• **Problema breve 1**
Reproduce literalmente el fragmento del texto que empieza con las palabras que contienen "El razonamiento queda" y termina con "la palabra añadida.".
• **Problema breve 2**
Según el texto, ¿por qué es dudoso entender la cifra latina 681 como la cota de altitud de un punto al nordeste de Rennes-le-Château? Responde en una a tres oraciones.

• **Texto**

El razonamiento queda corroborado según los autores por su propia interpretación del lema Et in Arcadia ego... Dicen que es menester completarlo con la palabra sum, con lo que viene a decir la frase «y en Arcadia estoy yo», que luego transforman en anagrama de «estoy tocando la tumba de Dios, Jesús» (Arcam Dei tango, Iesu). Pero eso depende de que sea en efecto un anagrama y de la validez de la palabra añadida.

Andrews y Schellenberger interpretan el mensaje «Manzanas Azules» como una serie de referencias a varias localidades que al unirlas en un mapa configuran un cuadrado perfecto. Se trata de unas interpretaciones muy forzadas, sin embargo. Por ejemplo, la cifra latina que da 681 se entiende como la cota de altitud de un punto que se halla al nordeste de Rennes-le-Château. Pero ésta sólo figura como tal en la edición actual del mapa IGN (el equivalente de nuestro Instituto Geográfico Catastral).

• **Entradas extraídas**
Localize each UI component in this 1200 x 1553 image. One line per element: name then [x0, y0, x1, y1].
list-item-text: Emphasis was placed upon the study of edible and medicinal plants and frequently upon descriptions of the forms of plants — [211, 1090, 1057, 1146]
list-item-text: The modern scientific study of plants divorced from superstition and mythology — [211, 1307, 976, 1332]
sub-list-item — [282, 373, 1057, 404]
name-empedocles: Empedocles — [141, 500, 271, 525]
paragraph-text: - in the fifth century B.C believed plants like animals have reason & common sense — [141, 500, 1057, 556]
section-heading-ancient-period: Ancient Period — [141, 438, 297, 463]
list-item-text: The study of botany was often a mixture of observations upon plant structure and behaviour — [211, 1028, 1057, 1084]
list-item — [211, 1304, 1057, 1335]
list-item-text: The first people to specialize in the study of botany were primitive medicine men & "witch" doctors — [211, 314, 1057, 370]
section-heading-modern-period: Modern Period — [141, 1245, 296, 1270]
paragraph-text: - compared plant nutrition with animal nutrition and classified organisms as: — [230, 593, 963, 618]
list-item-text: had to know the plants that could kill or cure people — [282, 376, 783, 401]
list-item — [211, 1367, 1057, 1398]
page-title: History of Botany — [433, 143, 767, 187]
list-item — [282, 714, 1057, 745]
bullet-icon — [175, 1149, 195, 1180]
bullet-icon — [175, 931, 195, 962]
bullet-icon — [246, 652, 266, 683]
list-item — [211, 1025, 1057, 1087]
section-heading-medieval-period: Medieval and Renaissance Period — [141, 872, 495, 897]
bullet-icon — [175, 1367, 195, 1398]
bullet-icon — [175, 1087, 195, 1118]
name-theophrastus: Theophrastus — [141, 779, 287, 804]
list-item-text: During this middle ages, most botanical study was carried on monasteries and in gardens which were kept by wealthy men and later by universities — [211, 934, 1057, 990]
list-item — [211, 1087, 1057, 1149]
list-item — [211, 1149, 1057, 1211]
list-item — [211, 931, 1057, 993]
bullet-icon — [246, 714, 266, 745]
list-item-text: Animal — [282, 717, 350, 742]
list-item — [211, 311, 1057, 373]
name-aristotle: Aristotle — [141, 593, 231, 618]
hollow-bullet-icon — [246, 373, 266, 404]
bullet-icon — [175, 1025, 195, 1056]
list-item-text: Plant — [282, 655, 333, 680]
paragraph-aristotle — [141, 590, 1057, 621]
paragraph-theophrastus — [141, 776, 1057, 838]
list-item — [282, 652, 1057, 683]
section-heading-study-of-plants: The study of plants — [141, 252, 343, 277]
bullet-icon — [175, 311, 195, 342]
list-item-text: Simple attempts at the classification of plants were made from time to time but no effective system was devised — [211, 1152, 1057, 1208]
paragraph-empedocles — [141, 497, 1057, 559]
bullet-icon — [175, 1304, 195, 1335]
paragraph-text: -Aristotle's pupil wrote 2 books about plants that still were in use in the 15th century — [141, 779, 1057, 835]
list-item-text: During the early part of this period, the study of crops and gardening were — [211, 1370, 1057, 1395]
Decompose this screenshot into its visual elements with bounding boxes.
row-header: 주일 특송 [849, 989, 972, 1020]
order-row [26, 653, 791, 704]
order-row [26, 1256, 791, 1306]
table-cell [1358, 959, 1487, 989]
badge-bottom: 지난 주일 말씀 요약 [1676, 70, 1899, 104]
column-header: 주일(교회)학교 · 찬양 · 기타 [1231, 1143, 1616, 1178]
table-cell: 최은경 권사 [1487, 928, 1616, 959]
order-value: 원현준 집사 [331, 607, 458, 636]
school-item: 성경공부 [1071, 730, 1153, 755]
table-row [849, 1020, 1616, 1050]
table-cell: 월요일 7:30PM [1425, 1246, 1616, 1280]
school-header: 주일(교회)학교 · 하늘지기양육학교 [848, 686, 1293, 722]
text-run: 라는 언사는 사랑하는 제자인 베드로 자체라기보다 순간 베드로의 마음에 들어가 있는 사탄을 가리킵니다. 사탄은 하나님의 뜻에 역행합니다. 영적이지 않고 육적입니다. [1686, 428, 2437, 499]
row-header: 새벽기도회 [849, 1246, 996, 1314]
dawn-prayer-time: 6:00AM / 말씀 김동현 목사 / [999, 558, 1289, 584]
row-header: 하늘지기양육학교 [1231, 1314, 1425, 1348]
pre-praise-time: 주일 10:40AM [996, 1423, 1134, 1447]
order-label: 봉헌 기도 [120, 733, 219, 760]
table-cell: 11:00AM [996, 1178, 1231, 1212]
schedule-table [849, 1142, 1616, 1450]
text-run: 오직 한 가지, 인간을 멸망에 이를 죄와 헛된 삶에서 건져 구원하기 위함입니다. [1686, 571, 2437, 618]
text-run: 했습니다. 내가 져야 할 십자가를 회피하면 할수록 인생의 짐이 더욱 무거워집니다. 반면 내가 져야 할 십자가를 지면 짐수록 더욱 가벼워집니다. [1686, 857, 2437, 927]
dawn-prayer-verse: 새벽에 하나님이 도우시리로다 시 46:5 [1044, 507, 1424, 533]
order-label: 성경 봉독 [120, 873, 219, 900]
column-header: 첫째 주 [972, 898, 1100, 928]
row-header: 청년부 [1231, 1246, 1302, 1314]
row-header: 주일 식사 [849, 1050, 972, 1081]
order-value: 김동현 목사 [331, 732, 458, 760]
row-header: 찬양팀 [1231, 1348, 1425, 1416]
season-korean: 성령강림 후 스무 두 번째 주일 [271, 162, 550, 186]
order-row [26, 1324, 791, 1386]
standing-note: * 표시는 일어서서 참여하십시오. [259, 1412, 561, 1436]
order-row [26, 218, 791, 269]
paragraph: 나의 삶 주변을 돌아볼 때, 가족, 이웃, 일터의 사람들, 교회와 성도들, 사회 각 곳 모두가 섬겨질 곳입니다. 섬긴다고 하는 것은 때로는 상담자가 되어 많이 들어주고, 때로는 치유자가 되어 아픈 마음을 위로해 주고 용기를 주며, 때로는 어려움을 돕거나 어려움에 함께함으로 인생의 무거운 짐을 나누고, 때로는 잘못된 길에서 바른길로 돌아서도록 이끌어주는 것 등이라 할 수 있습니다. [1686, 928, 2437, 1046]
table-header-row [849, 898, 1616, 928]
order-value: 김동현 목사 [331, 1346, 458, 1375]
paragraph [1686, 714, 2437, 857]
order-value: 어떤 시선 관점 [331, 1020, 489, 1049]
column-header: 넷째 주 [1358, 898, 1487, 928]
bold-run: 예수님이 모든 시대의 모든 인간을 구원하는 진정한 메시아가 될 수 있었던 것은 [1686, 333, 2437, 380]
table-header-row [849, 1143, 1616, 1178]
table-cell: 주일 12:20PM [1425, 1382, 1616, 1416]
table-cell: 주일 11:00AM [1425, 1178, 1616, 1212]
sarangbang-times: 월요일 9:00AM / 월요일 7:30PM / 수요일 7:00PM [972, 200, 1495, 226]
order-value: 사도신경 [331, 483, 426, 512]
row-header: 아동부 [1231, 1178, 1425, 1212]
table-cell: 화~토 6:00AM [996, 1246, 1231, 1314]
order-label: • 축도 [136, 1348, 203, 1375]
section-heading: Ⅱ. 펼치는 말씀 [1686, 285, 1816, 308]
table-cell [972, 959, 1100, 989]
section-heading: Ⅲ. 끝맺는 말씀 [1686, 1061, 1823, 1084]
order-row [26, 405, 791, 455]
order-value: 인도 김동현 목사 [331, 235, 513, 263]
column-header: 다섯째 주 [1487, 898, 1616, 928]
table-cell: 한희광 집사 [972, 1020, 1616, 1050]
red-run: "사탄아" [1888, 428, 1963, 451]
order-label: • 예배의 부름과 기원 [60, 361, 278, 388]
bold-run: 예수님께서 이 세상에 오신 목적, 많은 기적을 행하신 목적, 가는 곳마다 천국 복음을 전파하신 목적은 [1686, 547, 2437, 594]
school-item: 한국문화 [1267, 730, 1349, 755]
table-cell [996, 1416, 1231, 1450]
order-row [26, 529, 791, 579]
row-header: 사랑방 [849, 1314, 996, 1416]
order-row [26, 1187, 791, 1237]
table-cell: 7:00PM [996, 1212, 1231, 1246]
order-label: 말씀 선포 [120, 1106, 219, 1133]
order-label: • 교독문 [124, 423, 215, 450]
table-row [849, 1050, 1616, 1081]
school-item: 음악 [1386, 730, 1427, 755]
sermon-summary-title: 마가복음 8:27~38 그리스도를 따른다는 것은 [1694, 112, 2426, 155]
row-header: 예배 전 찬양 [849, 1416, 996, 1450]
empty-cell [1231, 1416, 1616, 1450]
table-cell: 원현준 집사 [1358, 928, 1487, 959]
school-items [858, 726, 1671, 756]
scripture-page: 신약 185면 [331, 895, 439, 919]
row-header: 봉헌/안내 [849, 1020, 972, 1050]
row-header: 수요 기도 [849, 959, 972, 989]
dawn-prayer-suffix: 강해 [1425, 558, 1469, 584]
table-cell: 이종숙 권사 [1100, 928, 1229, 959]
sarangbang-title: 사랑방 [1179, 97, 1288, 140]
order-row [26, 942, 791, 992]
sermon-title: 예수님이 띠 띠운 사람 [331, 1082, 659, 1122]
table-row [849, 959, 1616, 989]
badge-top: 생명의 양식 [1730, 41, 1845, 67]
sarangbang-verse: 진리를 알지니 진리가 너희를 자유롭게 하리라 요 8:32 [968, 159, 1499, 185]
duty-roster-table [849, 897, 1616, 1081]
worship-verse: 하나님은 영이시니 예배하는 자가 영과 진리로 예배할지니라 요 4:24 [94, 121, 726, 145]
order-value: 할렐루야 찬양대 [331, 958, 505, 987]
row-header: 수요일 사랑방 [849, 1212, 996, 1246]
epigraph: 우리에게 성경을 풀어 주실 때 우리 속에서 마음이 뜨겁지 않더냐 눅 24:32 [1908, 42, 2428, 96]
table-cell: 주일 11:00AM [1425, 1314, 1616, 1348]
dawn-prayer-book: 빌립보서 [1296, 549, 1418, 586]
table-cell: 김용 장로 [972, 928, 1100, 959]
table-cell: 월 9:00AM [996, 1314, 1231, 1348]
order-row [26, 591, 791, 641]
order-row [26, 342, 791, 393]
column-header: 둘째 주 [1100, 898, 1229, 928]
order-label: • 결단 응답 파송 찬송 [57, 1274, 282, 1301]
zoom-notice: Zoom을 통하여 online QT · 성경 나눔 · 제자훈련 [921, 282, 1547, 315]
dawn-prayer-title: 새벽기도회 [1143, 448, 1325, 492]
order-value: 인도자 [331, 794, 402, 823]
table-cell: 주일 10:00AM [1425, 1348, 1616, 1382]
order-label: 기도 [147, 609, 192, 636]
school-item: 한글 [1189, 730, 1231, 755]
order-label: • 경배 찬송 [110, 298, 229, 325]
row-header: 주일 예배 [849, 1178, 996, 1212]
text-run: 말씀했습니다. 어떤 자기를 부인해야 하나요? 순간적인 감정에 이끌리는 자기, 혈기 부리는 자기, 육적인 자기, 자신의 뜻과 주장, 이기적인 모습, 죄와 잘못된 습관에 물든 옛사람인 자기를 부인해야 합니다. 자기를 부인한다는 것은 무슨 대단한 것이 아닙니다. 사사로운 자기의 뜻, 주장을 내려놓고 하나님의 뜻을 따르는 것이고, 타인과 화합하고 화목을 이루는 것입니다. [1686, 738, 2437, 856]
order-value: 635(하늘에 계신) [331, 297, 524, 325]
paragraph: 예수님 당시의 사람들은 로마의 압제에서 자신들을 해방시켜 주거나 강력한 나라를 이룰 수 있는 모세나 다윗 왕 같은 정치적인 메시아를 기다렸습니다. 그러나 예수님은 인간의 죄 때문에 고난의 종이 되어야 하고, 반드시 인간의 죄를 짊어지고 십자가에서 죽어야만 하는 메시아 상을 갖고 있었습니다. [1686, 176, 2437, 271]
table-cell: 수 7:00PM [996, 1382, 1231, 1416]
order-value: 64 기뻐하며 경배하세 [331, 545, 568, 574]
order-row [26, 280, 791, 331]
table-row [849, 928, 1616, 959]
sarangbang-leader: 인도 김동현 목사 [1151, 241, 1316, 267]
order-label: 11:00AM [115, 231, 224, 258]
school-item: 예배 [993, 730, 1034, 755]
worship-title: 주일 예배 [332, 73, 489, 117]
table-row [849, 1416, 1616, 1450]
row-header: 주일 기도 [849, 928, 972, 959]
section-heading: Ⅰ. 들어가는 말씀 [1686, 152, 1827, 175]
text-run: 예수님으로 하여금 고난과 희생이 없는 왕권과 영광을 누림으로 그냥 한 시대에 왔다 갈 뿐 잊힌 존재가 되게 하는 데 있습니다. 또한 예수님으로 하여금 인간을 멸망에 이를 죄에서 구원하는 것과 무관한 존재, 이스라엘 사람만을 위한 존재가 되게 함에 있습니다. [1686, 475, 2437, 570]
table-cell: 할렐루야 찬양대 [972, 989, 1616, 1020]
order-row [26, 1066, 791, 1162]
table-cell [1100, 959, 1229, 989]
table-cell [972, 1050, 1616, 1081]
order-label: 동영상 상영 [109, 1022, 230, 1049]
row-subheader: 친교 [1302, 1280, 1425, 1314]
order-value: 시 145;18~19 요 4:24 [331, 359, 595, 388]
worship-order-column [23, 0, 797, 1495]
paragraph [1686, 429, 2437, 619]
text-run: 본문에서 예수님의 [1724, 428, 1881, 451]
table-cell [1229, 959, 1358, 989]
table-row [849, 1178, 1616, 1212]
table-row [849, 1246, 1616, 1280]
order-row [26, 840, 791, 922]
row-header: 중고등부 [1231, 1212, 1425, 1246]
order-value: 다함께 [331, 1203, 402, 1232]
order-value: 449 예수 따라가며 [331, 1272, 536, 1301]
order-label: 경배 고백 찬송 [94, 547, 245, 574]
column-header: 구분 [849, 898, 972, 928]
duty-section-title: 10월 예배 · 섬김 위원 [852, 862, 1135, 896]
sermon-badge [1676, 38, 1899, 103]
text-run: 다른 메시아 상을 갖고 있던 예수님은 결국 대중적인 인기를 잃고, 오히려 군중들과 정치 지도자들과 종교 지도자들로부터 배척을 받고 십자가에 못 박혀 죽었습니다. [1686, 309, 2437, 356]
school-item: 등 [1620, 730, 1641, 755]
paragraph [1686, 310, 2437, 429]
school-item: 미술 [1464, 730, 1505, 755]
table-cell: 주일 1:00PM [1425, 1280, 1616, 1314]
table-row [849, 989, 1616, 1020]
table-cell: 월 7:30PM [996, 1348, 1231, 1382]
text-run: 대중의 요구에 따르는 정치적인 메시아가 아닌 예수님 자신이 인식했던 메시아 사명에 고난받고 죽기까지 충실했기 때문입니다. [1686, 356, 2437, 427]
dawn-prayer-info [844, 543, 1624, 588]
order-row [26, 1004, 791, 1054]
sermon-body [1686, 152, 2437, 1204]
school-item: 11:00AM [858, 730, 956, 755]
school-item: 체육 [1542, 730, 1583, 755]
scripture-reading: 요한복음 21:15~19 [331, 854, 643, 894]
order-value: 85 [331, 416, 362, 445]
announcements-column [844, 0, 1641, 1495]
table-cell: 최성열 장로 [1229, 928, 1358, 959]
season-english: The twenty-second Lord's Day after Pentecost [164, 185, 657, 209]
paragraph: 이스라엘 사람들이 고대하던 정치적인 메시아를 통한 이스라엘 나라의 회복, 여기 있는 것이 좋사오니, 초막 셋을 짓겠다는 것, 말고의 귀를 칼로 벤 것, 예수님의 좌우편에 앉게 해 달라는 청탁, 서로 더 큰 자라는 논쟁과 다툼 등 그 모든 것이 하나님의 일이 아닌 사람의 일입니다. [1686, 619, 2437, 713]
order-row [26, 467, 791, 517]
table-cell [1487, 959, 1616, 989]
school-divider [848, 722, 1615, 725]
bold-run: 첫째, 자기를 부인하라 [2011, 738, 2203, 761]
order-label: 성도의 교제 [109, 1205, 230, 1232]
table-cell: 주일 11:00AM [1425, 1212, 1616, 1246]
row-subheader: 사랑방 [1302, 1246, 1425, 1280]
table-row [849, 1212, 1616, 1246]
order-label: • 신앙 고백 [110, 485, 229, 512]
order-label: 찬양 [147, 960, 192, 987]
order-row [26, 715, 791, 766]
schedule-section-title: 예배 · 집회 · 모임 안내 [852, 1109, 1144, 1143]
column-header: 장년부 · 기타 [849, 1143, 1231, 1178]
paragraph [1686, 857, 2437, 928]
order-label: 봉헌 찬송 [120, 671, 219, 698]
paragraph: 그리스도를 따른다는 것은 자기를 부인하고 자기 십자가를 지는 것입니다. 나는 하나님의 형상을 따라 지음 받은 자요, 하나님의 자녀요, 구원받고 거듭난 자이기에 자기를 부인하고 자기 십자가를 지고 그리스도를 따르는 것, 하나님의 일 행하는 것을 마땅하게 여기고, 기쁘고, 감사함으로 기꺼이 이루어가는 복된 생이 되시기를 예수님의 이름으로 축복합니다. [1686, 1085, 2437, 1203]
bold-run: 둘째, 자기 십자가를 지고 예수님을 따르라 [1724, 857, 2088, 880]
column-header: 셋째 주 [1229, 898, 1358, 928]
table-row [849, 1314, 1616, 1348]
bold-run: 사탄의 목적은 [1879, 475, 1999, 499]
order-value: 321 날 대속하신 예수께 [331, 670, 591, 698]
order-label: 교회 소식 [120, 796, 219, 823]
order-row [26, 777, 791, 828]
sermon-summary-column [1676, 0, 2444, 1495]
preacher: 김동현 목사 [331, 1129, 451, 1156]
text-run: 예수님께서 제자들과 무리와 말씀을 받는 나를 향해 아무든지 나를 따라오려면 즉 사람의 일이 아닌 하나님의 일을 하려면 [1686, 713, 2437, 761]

• **Respuesta 1**
El razonamiento queda corroborado según los autores por su propia interpretación del lema Et in Arcadia ego... Dicen que es menester completarlo con la palabra sum, con lo que viene a decir la frase «y en Arcadia estoy yo», que luego transforman en anagrama de «estoy tocando la tumba de Dios, Jesús» (Arcam Dei tango, Iesu). Pero eso depende de que sea en efecto un anagrama y de la validez de la palabra añadida.

• **Respuesta 2**
Esa cota solo figura como tal en la edición actual del mapa IGN. El texto usa este caso como ejemplo de las interpretaciones muy forzadas que Andrews y Schellenberger hacen del mensaje «Manzanas Azules».